What you need to do | Give the data below again exactly as it stands. Omit the pictures.

Data |
_ _ _
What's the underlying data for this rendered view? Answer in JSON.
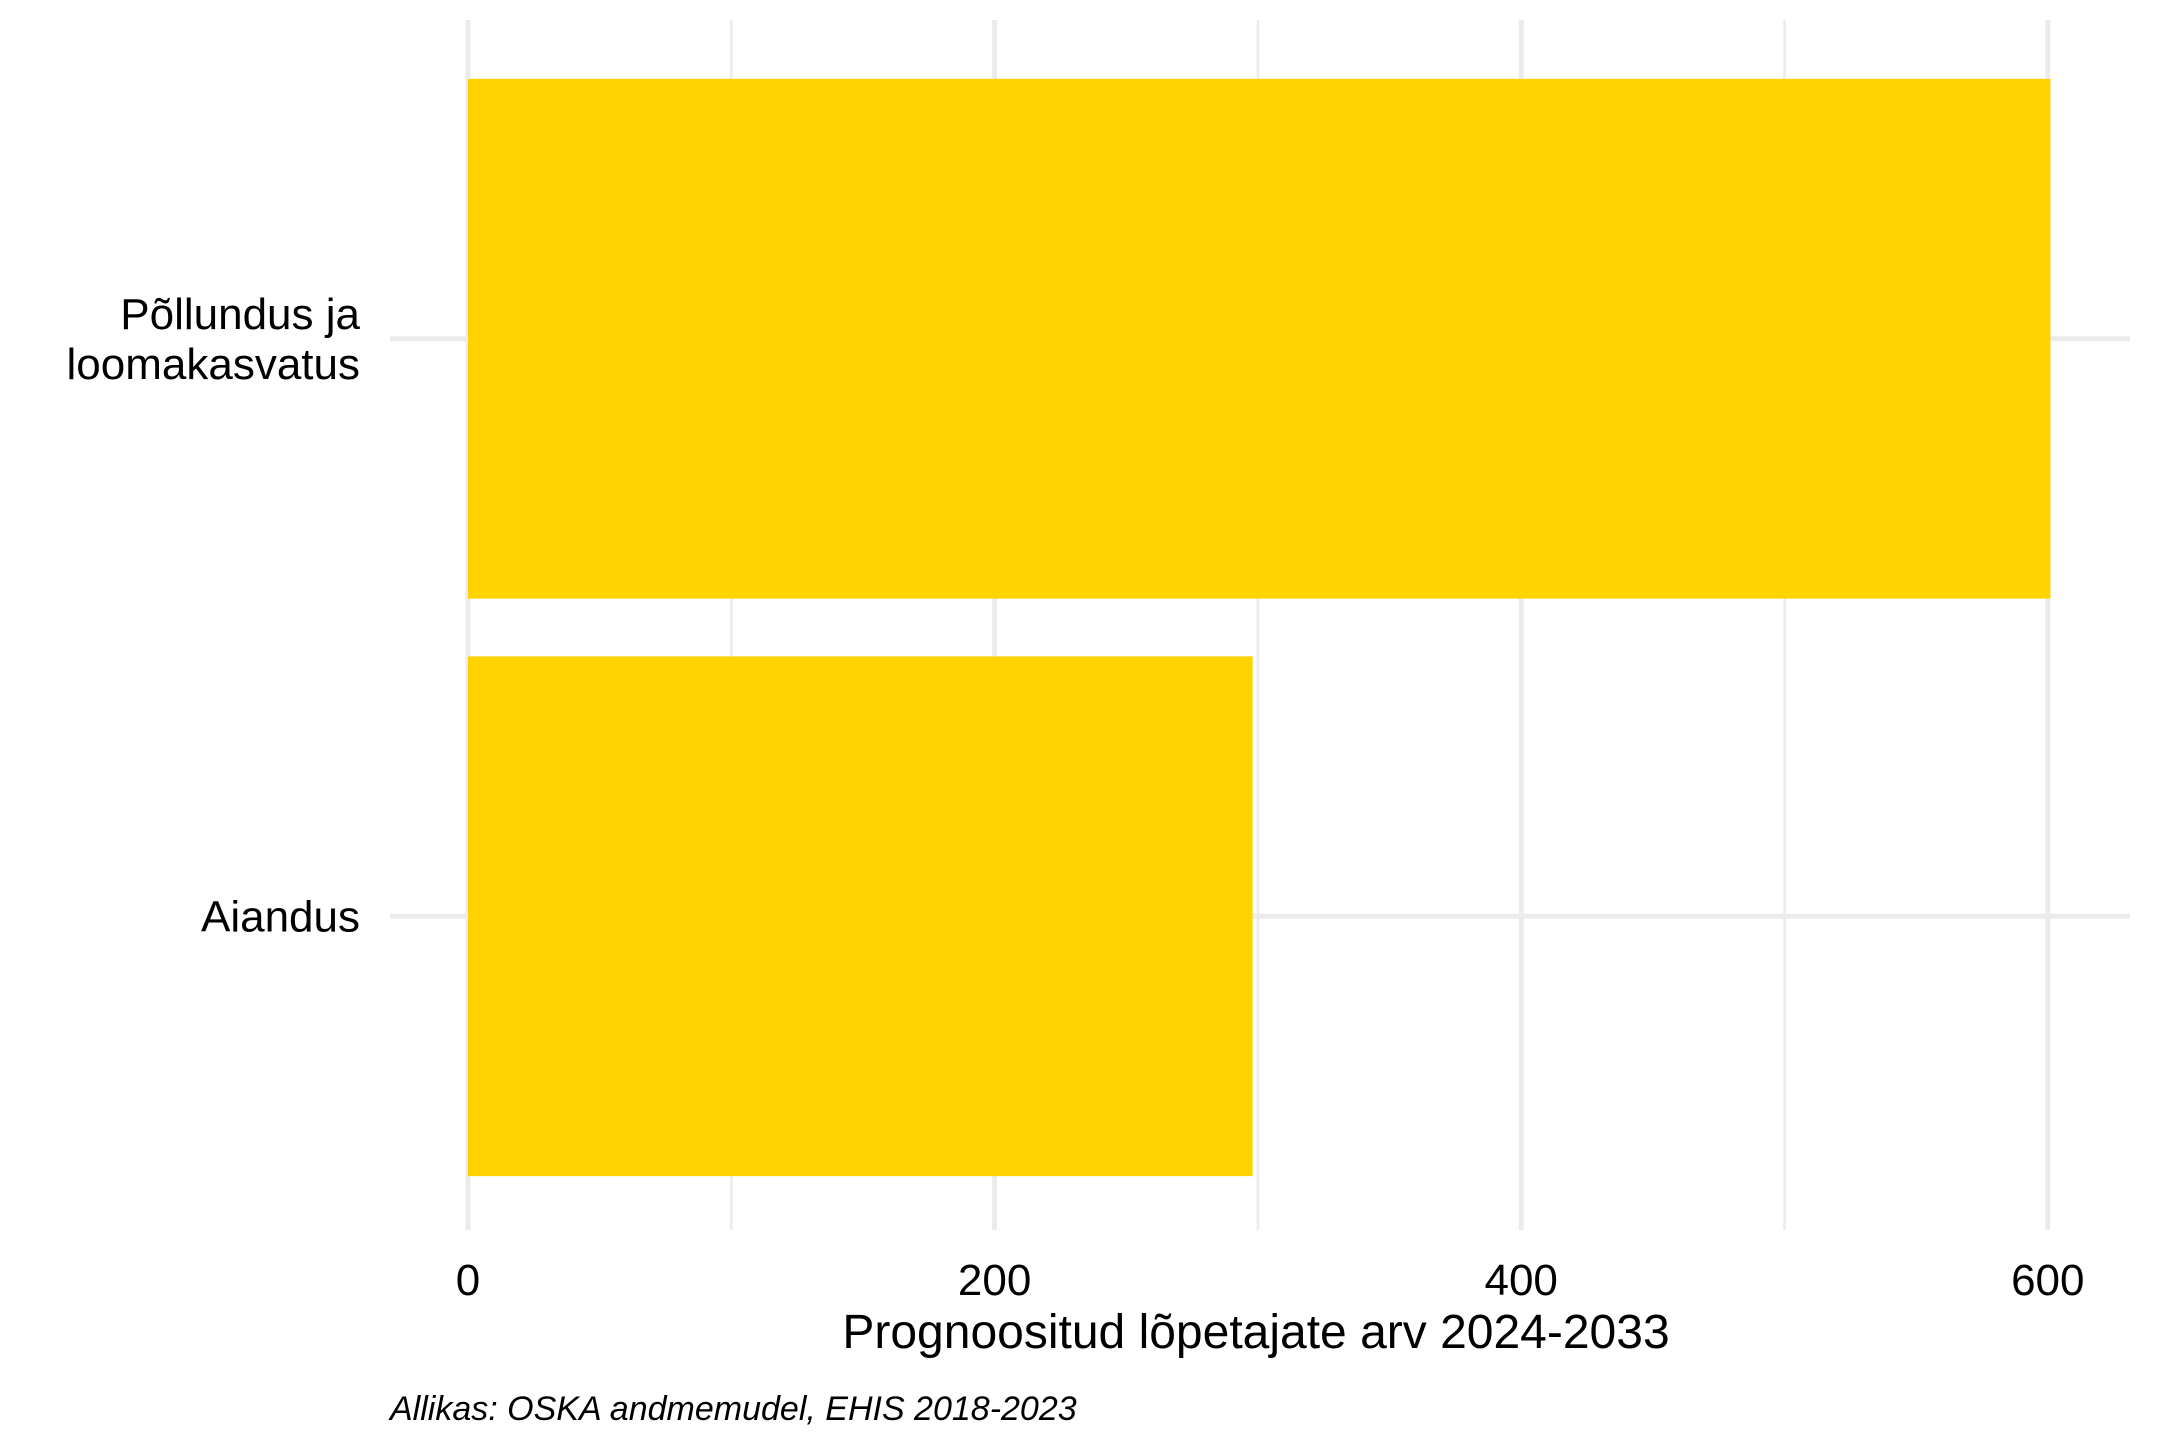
{
  "chart_data": {
    "type": "bar",
    "orientation": "horizontal",
    "categories": [
      "Põllundus ja loomakasvatus",
      "Aiandus"
    ],
    "category_lines": [
      [
        "Põllundus ja",
        "loomakasvatus"
      ],
      [
        "Aiandus"
      ]
    ],
    "values": [
      601,
      298
    ],
    "xlabel": "Prognoositud lõpetajate arv 2024-2033",
    "xlim": [
      0,
      630
    ],
    "xticks": [
      0,
      200,
      400,
      600
    ],
    "xtick_labels": [
      "0",
      "200",
      "400",
      "600"
    ],
    "minor_ticks": [
      100,
      300,
      500
    ],
    "grid": true,
    "bar_color": "#FFD300",
    "grid_color": "#EBEBEB",
    "caption": "Allikas: OSKA andmemudel, EHIS 2018-2023"
  }
}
_ _ _
Task answer |
What's the underlying data for this rendered view? Answer in JSON.
{
  "chart_data": {
    "type": "bar",
    "orientation": "horizontal",
    "categories": [
      "Põllundus ja loomakasvatus",
      "Aiandus"
    ],
    "category_lines": [
      [
        "Põllundus ja",
        "loomakasvatus"
      ],
      [
        "Aiandus"
      ]
    ],
    "values": [
      601,
      298
    ],
    "xlabel": "Prognoositud lõpetajate arv 2024-2033",
    "xlim": [
      0,
      630
    ],
    "xticks": [
      0,
      200,
      400,
      600
    ],
    "xtick_labels": [
      "0",
      "200",
      "400",
      "600"
    ],
    "minor_ticks": [
      100,
      300,
      500
    ],
    "grid": true,
    "bar_color": "#FFD300",
    "grid_color": "#EBEBEB",
    "caption": "Allikas: OSKA andmemudel, EHIS 2018-2023"
  }
}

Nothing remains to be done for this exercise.